→ **WORK INSTRUCTIONS**: Go through the data and retrieve each line that includes the string "regelt".

Document transcription data:
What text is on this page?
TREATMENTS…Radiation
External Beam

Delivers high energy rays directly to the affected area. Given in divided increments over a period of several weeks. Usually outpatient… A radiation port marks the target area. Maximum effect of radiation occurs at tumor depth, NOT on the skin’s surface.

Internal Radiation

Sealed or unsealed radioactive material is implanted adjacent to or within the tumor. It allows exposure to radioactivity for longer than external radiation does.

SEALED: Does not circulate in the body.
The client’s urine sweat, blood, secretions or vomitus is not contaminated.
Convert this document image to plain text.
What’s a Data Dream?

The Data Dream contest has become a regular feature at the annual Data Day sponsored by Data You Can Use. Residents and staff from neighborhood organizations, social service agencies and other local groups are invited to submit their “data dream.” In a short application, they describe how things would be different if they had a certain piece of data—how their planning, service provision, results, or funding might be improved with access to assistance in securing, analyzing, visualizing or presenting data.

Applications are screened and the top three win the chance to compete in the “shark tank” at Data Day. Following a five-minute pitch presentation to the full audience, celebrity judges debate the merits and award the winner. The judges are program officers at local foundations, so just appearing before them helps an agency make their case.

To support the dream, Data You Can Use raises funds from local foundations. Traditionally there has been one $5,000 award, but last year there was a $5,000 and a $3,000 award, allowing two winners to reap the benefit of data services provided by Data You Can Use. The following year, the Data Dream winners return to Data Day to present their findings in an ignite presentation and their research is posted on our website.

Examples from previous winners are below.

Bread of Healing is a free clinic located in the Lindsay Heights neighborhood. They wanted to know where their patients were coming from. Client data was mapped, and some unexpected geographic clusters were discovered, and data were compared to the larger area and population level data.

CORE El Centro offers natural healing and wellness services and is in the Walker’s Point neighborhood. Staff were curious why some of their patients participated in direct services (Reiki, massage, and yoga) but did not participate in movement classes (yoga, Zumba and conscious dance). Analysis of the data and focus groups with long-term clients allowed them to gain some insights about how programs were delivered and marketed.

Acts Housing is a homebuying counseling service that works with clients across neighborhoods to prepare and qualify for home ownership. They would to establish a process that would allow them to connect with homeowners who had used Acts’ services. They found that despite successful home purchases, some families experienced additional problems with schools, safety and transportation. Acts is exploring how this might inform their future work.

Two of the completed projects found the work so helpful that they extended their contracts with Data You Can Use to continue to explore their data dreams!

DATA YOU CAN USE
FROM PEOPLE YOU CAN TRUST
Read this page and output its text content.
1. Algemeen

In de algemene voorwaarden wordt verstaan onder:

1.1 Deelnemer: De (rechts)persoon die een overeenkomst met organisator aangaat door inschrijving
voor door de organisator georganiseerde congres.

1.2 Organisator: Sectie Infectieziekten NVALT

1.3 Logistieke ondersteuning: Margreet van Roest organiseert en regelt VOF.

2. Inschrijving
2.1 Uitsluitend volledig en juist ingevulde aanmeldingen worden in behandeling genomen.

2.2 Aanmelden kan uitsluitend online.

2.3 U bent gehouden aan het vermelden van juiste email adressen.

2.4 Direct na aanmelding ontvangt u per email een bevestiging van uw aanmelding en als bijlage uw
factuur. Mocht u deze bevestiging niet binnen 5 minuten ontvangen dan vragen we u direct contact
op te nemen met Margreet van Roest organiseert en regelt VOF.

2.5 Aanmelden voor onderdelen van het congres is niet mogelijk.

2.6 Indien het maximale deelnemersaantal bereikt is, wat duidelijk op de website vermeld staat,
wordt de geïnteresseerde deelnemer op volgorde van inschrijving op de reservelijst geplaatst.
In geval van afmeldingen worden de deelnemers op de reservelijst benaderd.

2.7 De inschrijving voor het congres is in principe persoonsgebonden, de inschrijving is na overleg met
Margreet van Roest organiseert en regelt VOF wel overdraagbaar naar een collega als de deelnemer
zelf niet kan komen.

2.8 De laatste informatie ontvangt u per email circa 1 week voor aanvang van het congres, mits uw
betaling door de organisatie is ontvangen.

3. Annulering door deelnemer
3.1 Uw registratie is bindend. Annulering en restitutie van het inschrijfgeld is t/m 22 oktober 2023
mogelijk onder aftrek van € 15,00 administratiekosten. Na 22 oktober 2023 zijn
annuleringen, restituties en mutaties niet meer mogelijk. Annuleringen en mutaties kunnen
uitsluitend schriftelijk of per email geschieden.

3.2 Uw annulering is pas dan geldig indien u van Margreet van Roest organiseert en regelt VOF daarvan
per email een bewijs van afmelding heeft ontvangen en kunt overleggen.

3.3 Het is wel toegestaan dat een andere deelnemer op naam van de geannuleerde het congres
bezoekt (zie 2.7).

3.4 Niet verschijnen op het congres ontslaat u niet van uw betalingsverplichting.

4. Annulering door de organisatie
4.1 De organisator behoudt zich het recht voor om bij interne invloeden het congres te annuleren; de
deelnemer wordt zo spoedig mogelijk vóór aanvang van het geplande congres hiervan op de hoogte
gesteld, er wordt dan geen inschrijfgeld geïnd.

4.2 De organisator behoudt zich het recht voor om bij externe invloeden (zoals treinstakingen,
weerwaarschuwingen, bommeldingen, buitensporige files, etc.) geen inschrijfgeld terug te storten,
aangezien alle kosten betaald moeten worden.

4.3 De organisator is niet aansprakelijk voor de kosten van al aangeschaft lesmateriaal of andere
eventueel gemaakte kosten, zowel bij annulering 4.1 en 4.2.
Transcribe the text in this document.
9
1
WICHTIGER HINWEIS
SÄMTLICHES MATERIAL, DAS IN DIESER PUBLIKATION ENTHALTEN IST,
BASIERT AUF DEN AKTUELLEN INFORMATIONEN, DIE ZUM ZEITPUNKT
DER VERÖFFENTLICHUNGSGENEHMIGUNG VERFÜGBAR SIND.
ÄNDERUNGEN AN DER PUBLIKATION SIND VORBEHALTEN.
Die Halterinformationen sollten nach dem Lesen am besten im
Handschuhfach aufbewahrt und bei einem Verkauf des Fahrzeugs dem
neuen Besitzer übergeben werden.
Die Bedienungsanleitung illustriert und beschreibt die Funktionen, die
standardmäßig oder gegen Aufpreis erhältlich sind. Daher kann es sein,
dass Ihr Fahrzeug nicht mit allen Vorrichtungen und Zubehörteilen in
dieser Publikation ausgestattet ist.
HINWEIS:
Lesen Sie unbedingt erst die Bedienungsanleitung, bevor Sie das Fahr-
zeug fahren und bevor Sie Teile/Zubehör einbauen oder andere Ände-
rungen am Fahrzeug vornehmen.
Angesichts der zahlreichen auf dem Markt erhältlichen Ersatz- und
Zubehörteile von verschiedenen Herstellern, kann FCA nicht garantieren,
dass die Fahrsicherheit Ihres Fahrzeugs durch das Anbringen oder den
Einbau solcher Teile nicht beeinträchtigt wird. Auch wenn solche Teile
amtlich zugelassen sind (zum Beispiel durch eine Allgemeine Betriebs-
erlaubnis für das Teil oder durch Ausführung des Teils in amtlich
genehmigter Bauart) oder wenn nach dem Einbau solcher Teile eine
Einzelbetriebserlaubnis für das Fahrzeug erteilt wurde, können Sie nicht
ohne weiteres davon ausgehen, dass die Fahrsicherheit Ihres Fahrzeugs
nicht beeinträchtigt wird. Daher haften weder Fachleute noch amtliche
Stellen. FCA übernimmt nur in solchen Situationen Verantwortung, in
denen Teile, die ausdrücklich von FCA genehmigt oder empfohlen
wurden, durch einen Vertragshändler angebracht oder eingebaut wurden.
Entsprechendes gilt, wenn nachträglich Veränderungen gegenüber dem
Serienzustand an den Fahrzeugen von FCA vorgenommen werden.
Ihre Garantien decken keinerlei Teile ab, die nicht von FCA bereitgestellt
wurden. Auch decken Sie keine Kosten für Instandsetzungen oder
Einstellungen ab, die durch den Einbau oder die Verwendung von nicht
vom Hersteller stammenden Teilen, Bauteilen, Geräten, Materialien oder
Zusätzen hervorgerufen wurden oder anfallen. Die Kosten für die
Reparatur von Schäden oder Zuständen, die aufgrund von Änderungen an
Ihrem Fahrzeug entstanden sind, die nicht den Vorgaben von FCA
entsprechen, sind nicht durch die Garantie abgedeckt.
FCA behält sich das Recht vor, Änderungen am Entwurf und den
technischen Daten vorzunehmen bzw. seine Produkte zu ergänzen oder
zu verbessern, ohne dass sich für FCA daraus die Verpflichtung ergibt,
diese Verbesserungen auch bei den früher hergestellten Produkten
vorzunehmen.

→ **OUTPUT FOR THIS TASK**:
1.3 Logistieke ondersteuning: Margreet van Roest organiseert en regelt VOF.
op te nemen met Margreet van Roest organiseert en regelt VOF.
Margreet van Roest organiseert en regelt VOF wel overdraagbaar naar een collega als de deelnemer
3.2 Uw annulering is pas dan geldig indien u van Margreet van Roest organiseert en regelt VOF daarvan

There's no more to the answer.